◆ Task to carry out:
Copy the data that follows exactly. Include no pictures.

◆ Extracted entries:

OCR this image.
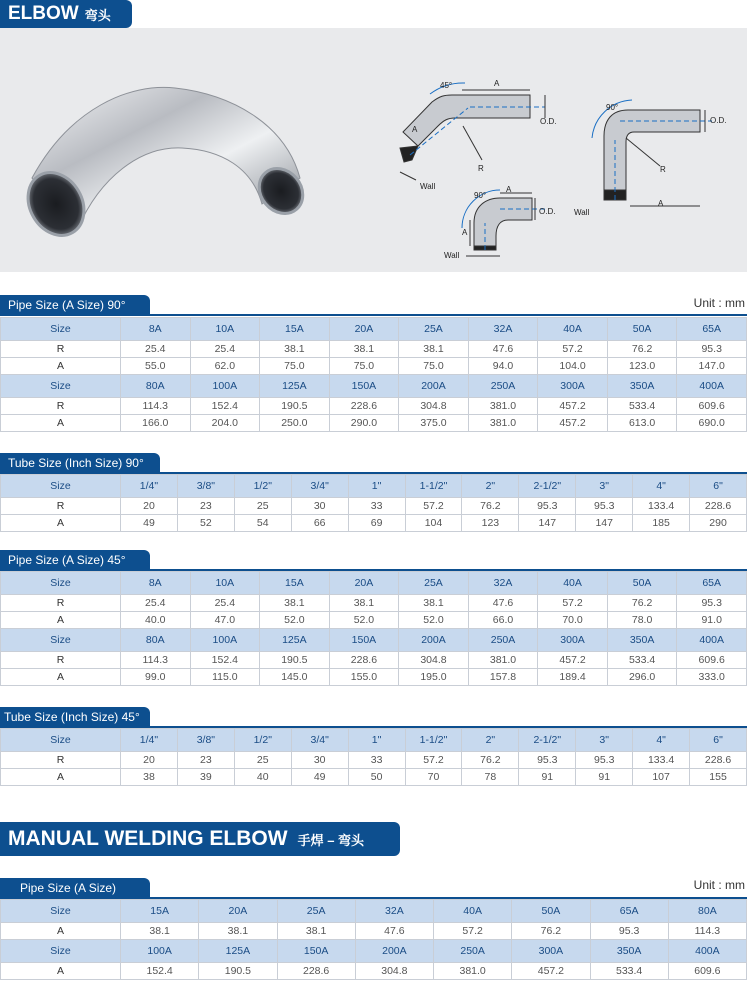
ELBOW 弯头
45°	A
A
O.D.
R
Wall
90°
O.D.
R
A
Wall
90°
A
A
O.D.
Wall
Pipe Size (A Size) 90°	Unit : mm
Size	8A	10A	15A	20A	25A	32A	40A	50A	65A
R	25.4	25.4	38.1	38.1	38.1	47.6	57.2	76.2	95.3
A	55.0	62.0	75.0	75.0	75.0	94.0	104.0	123.0	147.0
Size	80A	100A	125A	150A	200A	250A	300A	350A	400A
R	114.3	152.4	190.5	228.6	304.8	381.0	457.2	533.4	609.6
A	166.0	204.0	250.0	290.0	375.0	381.0	457.2	613.0	690.0
Tube Size (Inch Size) 90°
Size	1/4"	3/8"	1/2"	3/4"	1"	1-1/2"	2"	2-1/2"	3"	4"	6"
R	20	23	25	30	33	57.2	76.2	95.3	95.3	133.4	228.6
A	49	52	54	66	69	104	123	147	147	185	290
Pipe Size (A Size) 45°
Size	8A	10A	15A	20A	25A	32A	40A	50A	65A
R	25.4	25.4	38.1	38.1	38.1	47.6	57.2	76.2	95.3
A	40.0	47.0	52.0	52.0	52.0	66.0	70.0	78.0	91.0
Size	80A	100A	125A	150A	200A	250A	300A	350A	400A
R	114.3	152.4	190.5	228.6	304.8	381.0	457.2	533.4	609.6
A	99.0	115.0	145.0	155.0	195.0	157.8	189.4	296.0	333.0
Tube Size (Inch Size) 45°
Size	1/4"	3/8"	1/2"	3/4"	1"	1-1/2"	2"	2-1/2"	3"	4"	6"
R	20	23	25	30	33	57.2	76.2	95.3	95.3	133.4	228.6
A	38	39	40	49	50	70	78	91	91	107	155
MANUAL WELDING ELBOW 手焊 – 弯头
Pipe Size (A Size)	Unit : mm
Size	15A	20A	25A	32A	40A	50A	65A	80A
A	38.1	38.1	38.1	47.6	57.2	76.2	95.3	114.3
Size	100A	125A	150A	200A	250A	300A	350A	400A
A	152.4	190.5	228.6	304.8	381.0	457.2	533.4	609.6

◆ Output:
OCR this image.
ELBOW 弯头
45°	A
A
O.D.
R
Wall
90°
O.D.
R
A
Wall
90°
A
A
O.D.
Wall
Pipe Size (A Size) 90°	Unit : mm
Size	8A	10A	15A	20A	25A	32A	40A	50A	65A
R	25.4	25.4	38.1	38.1	38.1	47.6	57.2	76.2	95.3
A	55.0	62.0	75.0	75.0	75.0	94.0	104.0	123.0	147.0
Size	80A	100A	125A	150A	200A	250A	300A	350A	400A
R	114.3	152.4	190.5	228.6	304.8	381.0	457.2	533.4	609.6
A	166.0	204.0	250.0	290.0	375.0	381.0	457.2	613.0	690.0
Tube Size (Inch Size) 90°
Size	1/4"	3/8"	1/2"	3/4"	1"	1-1/2"	2"	2-1/2"	3"	4"	6"
R	20	23	25	30	33	57.2	76.2	95.3	95.3	133.4	228.6
A	49	52	54	66	69	104	123	147	147	185	290
Pipe Size (A Size) 45°
Size	8A	10A	15A	20A	25A	32A	40A	50A	65A
R	25.4	25.4	38.1	38.1	38.1	47.6	57.2	76.2	95.3
A	40.0	47.0	52.0	52.0	52.0	66.0	70.0	78.0	91.0
Size	80A	100A	125A	150A	200A	250A	300A	350A	400A
R	114.3	152.4	190.5	228.6	304.8	381.0	457.2	533.4	609.6
A	99.0	115.0	145.0	155.0	195.0	157.8	189.4	296.0	333.0
Tube Size (Inch Size) 45°
Size	1/4"	3/8"	1/2"	3/4"	1"	1-1/2"	2"	2-1/2"	3"	4"	6"
R	20	23	25	30	33	57.2	76.2	95.3	95.3	133.4	228.6
A	38	39	40	49	50	70	78	91	91	107	155
MANUAL WELDING ELBOW 手焊 – 弯头
Pipe Size (A Size)	Unit : mm
Size	15A	20A	25A	32A	40A	50A	65A	80A
A	38.1	38.1	38.1	47.6	57.2	76.2	95.3	114.3
Size	100A	125A	150A	200A	250A	300A	350A	400A
A	152.4	190.5	228.6	304.8	381.0	457.2	533.4	609.6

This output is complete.